> _WRITTEN EXERCISE_
Transcribe the material verbatim in full; the pictures do not belong in the copy.

[Start]

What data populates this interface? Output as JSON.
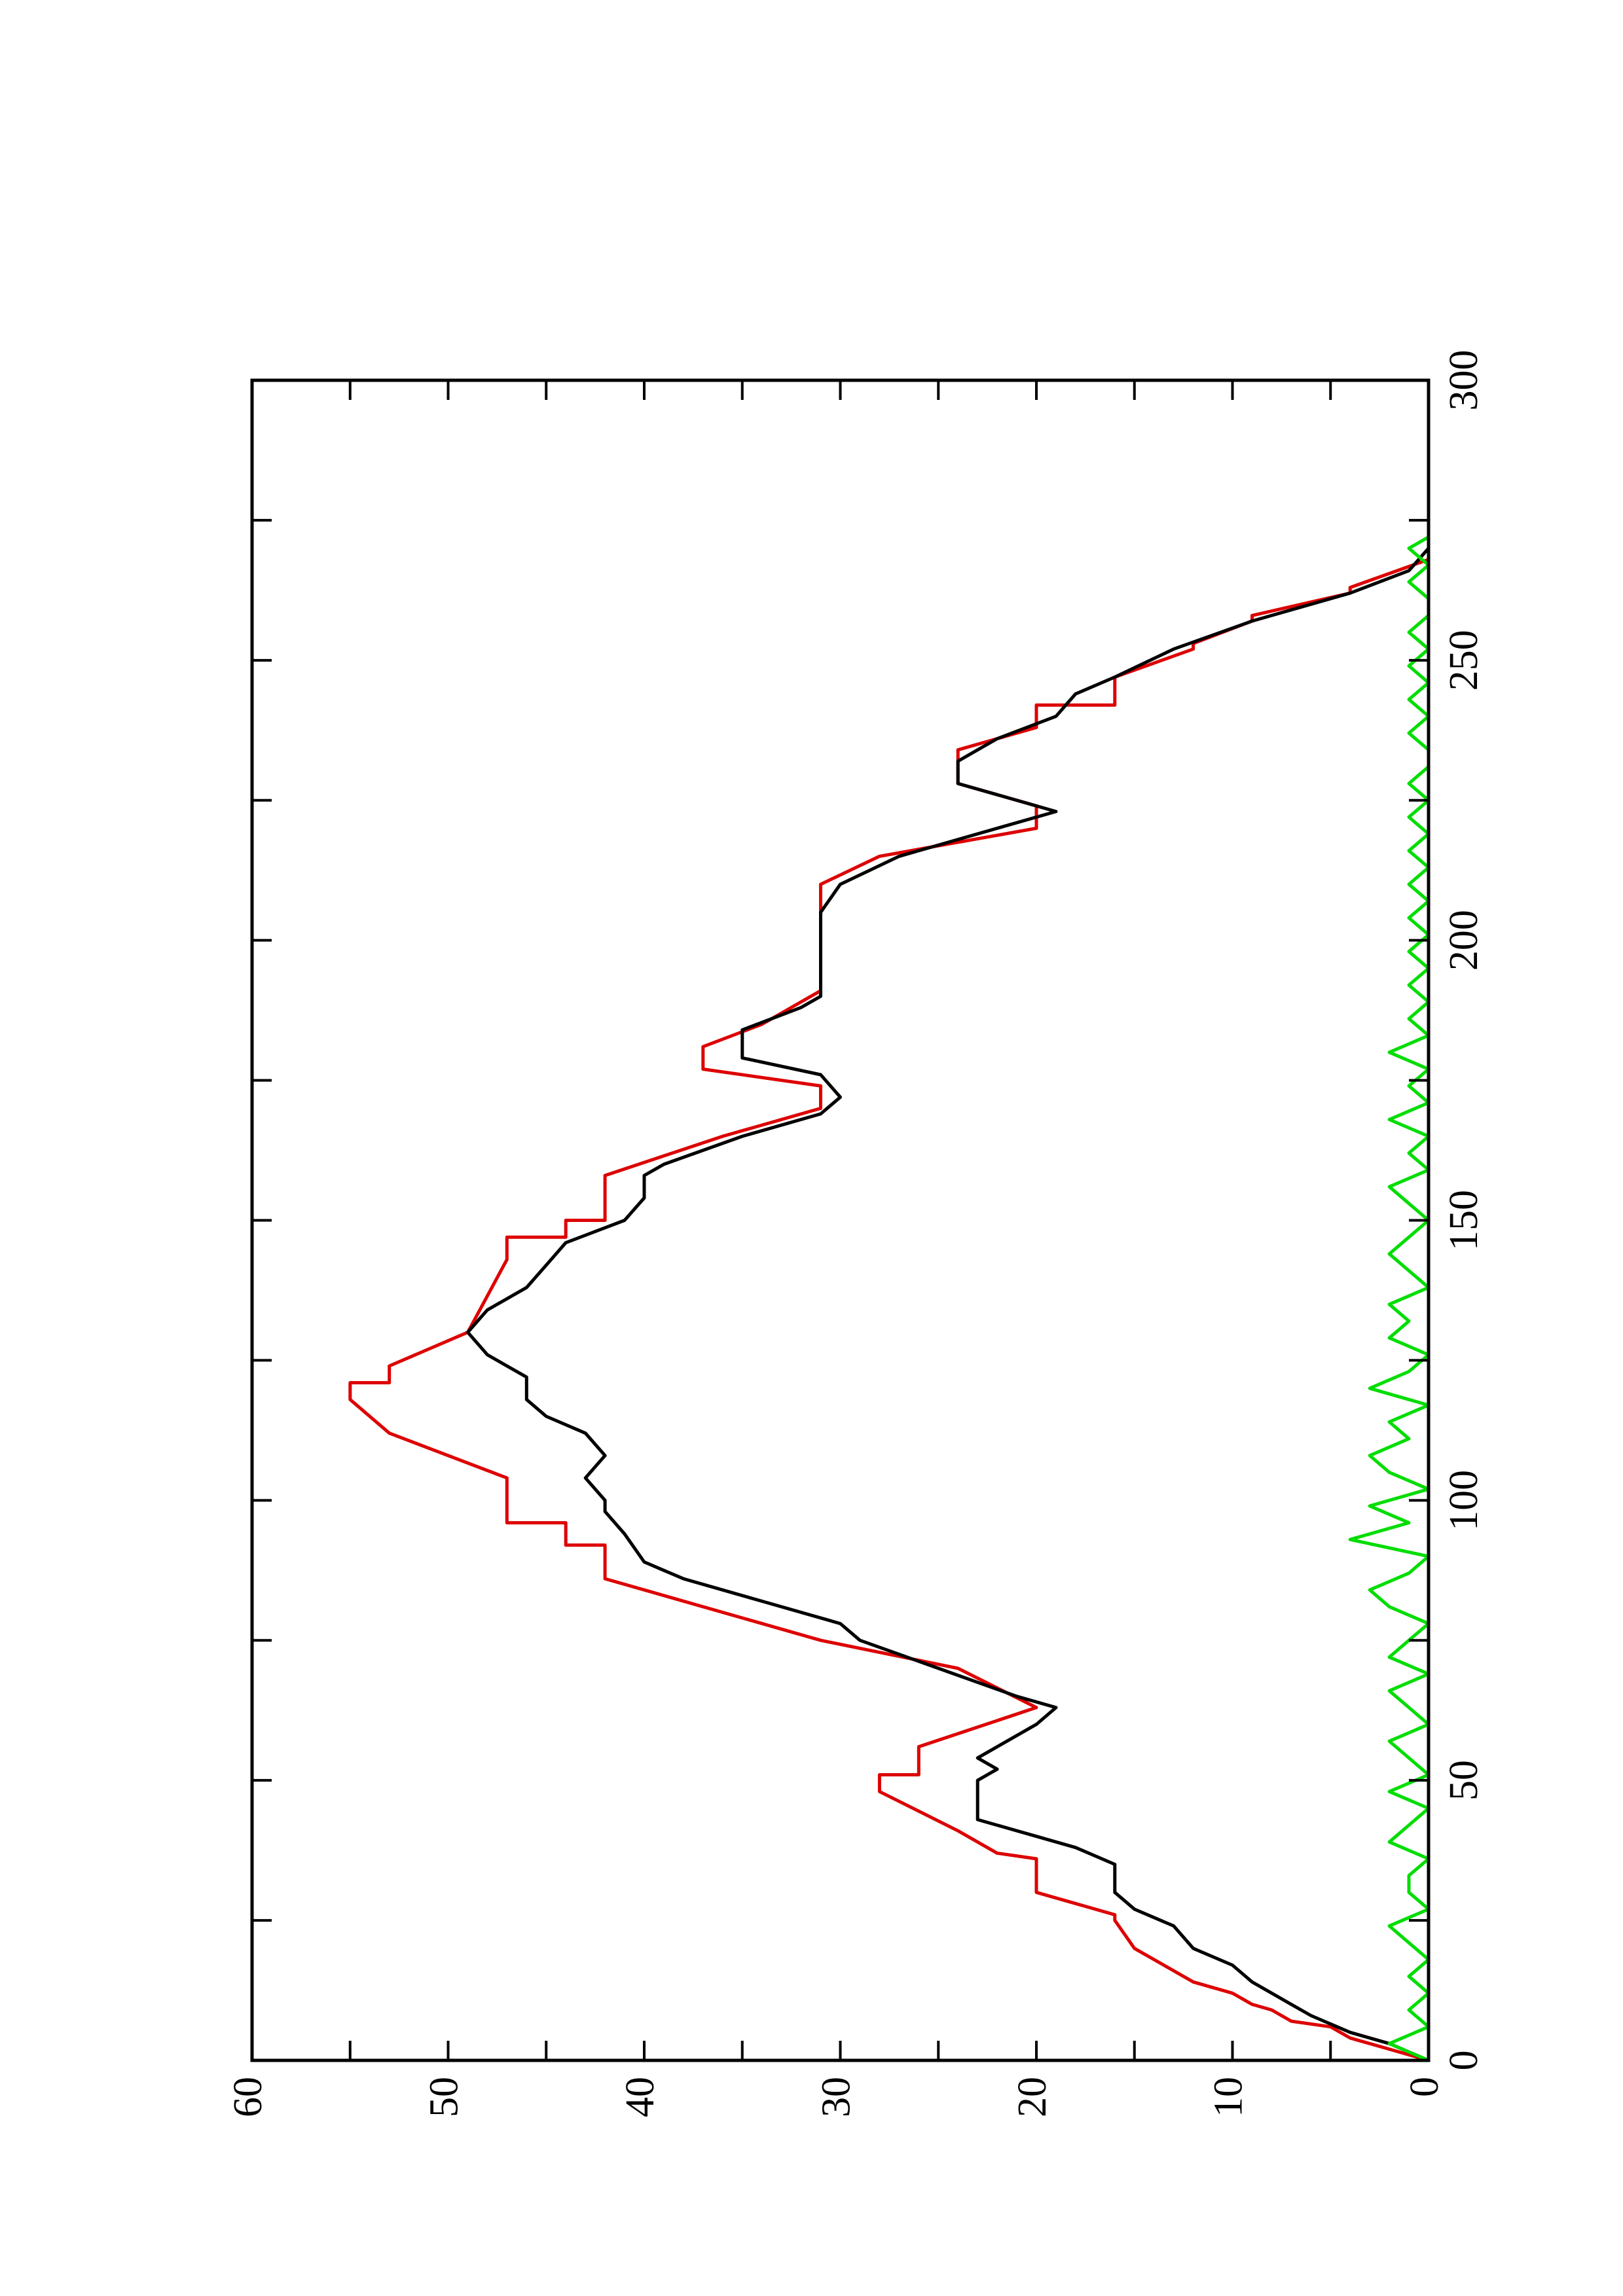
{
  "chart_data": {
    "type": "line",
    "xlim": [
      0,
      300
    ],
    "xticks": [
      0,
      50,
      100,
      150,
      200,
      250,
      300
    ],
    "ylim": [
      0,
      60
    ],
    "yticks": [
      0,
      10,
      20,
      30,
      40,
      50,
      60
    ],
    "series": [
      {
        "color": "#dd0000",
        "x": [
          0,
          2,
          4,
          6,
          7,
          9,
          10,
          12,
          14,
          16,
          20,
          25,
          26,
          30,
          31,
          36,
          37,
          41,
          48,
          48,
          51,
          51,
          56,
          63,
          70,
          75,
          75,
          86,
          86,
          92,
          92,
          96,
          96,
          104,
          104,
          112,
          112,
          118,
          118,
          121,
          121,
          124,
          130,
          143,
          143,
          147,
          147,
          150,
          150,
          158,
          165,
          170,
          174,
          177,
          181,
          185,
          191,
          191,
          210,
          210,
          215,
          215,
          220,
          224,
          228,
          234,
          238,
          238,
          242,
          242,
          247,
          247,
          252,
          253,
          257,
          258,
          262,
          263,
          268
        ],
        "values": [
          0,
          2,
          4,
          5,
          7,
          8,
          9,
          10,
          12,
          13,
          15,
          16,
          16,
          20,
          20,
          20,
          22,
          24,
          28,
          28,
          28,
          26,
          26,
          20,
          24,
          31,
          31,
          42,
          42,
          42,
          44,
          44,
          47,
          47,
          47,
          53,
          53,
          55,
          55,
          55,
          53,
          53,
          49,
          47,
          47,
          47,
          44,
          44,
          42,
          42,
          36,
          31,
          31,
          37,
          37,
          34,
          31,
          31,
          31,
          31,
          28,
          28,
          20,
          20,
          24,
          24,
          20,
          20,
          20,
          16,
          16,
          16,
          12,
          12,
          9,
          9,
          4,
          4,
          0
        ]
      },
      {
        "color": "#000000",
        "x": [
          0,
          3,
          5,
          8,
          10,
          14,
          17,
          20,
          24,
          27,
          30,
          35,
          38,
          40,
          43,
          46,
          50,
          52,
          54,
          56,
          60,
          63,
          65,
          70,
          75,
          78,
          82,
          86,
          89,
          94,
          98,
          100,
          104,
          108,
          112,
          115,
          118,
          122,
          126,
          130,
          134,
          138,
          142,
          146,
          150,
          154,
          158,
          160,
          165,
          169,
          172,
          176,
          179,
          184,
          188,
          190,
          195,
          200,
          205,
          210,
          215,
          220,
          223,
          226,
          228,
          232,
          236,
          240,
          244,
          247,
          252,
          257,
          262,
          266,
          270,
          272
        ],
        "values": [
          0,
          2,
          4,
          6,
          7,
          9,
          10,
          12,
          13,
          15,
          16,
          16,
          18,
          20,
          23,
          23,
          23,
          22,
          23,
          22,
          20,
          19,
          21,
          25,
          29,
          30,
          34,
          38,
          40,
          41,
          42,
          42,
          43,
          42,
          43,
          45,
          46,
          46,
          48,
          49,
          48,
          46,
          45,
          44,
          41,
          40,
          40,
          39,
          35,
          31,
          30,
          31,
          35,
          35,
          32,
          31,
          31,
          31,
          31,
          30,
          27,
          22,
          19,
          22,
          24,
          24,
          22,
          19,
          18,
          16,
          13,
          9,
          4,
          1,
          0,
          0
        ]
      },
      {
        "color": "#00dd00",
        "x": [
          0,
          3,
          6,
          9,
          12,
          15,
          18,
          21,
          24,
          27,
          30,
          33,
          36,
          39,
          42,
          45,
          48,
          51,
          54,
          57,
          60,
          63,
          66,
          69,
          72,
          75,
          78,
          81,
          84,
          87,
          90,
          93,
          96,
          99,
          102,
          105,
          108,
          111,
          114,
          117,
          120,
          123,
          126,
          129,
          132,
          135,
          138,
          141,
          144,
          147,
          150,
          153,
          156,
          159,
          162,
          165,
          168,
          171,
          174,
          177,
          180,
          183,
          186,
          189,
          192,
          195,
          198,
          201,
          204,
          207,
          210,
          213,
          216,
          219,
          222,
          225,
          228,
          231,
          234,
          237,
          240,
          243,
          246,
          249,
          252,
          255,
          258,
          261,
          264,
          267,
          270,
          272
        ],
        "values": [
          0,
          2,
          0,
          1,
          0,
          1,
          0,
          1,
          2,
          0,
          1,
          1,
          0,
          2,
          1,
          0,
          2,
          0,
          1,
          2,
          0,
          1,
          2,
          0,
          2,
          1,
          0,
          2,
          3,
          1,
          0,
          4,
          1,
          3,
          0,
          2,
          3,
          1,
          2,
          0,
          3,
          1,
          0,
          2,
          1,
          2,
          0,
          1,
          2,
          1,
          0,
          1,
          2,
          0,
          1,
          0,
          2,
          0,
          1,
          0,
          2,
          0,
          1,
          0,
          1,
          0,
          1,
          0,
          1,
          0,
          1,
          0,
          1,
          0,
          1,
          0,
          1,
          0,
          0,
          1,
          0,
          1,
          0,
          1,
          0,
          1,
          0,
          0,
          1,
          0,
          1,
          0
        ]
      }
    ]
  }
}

[End]

> _RESULT_
What data populates this interface? Output as JSON.
{
  "chart_data": {
    "type": "line",
    "xlim": [
      0,
      300
    ],
    "xticks": [
      0,
      50,
      100,
      150,
      200,
      250,
      300
    ],
    "ylim": [
      0,
      60
    ],
    "yticks": [
      0,
      10,
      20,
      30,
      40,
      50,
      60
    ],
    "series": [
      {
        "color": "#dd0000",
        "x": [
          0,
          2,
          4,
          6,
          7,
          9,
          10,
          12,
          14,
          16,
          20,
          25,
          26,
          30,
          31,
          36,
          37,
          41,
          48,
          48,
          51,
          51,
          56,
          63,
          70,
          75,
          75,
          86,
          86,
          92,
          92,
          96,
          96,
          104,
          104,
          112,
          112,
          118,
          118,
          121,
          121,
          124,
          130,
          143,
          143,
          147,
          147,
          150,
          150,
          158,
          165,
          170,
          174,
          177,
          181,
          185,
          191,
          191,
          210,
          210,
          215,
          215,
          220,
          224,
          228,
          234,
          238,
          238,
          242,
          242,
          247,
          247,
          252,
          253,
          257,
          258,
          262,
          263,
          268
        ],
        "values": [
          0,
          2,
          4,
          5,
          7,
          8,
          9,
          10,
          12,
          13,
          15,
          16,
          16,
          20,
          20,
          20,
          22,
          24,
          28,
          28,
          28,
          26,
          26,
          20,
          24,
          31,
          31,
          42,
          42,
          42,
          44,
          44,
          47,
          47,
          47,
          53,
          53,
          55,
          55,
          55,
          53,
          53,
          49,
          47,
          47,
          47,
          44,
          44,
          42,
          42,
          36,
          31,
          31,
          37,
          37,
          34,
          31,
          31,
          31,
          31,
          28,
          28,
          20,
          20,
          24,
          24,
          20,
          20,
          20,
          16,
          16,
          16,
          12,
          12,
          9,
          9,
          4,
          4,
          0
        ]
      },
      {
        "color": "#000000",
        "x": [
          0,
          3,
          5,
          8,
          10,
          14,
          17,
          20,
          24,
          27,
          30,
          35,
          38,
          40,
          43,
          46,
          50,
          52,
          54,
          56,
          60,
          63,
          65,
          70,
          75,
          78,
          82,
          86,
          89,
          94,
          98,
          100,
          104,
          108,
          112,
          115,
          118,
          122,
          126,
          130,
          134,
          138,
          142,
          146,
          150,
          154,
          158,
          160,
          165,
          169,
          172,
          176,
          179,
          184,
          188,
          190,
          195,
          200,
          205,
          210,
          215,
          220,
          223,
          226,
          228,
          232,
          236,
          240,
          244,
          247,
          252,
          257,
          262,
          266,
          270,
          272
        ],
        "values": [
          0,
          2,
          4,
          6,
          7,
          9,
          10,
          12,
          13,
          15,
          16,
          16,
          18,
          20,
          23,
          23,
          23,
          22,
          23,
          22,
          20,
          19,
          21,
          25,
          29,
          30,
          34,
          38,
          40,
          41,
          42,
          42,
          43,
          42,
          43,
          45,
          46,
          46,
          48,
          49,
          48,
          46,
          45,
          44,
          41,
          40,
          40,
          39,
          35,
          31,
          30,
          31,
          35,
          35,
          32,
          31,
          31,
          31,
          31,
          30,
          27,
          22,
          19,
          22,
          24,
          24,
          22,
          19,
          18,
          16,
          13,
          9,
          4,
          1,
          0,
          0
        ]
      },
      {
        "color": "#00dd00",
        "x": [
          0,
          3,
          6,
          9,
          12,
          15,
          18,
          21,
          24,
          27,
          30,
          33,
          36,
          39,
          42,
          45,
          48,
          51,
          54,
          57,
          60,
          63,
          66,
          69,
          72,
          75,
          78,
          81,
          84,
          87,
          90,
          93,
          96,
          99,
          102,
          105,
          108,
          111,
          114,
          117,
          120,
          123,
          126,
          129,
          132,
          135,
          138,
          141,
          144,
          147,
          150,
          153,
          156,
          159,
          162,
          165,
          168,
          171,
          174,
          177,
          180,
          183,
          186,
          189,
          192,
          195,
          198,
          201,
          204,
          207,
          210,
          213,
          216,
          219,
          222,
          225,
          228,
          231,
          234,
          237,
          240,
          243,
          246,
          249,
          252,
          255,
          258,
          261,
          264,
          267,
          270,
          272
        ],
        "values": [
          0,
          2,
          0,
          1,
          0,
          1,
          0,
          1,
          2,
          0,
          1,
          1,
          0,
          2,
          1,
          0,
          2,
          0,
          1,
          2,
          0,
          1,
          2,
          0,
          2,
          1,
          0,
          2,
          3,
          1,
          0,
          4,
          1,
          3,
          0,
          2,
          3,
          1,
          2,
          0,
          3,
          1,
          0,
          2,
          1,
          2,
          0,
          1,
          2,
          1,
          0,
          1,
          2,
          0,
          1,
          0,
          2,
          0,
          1,
          0,
          2,
          0,
          1,
          0,
          1,
          0,
          1,
          0,
          1,
          0,
          1,
          0,
          1,
          0,
          1,
          0,
          1,
          0,
          0,
          1,
          0,
          1,
          0,
          1,
          0,
          1,
          0,
          0,
          1,
          0,
          1,
          0
        ]
      }
    ]
  }
}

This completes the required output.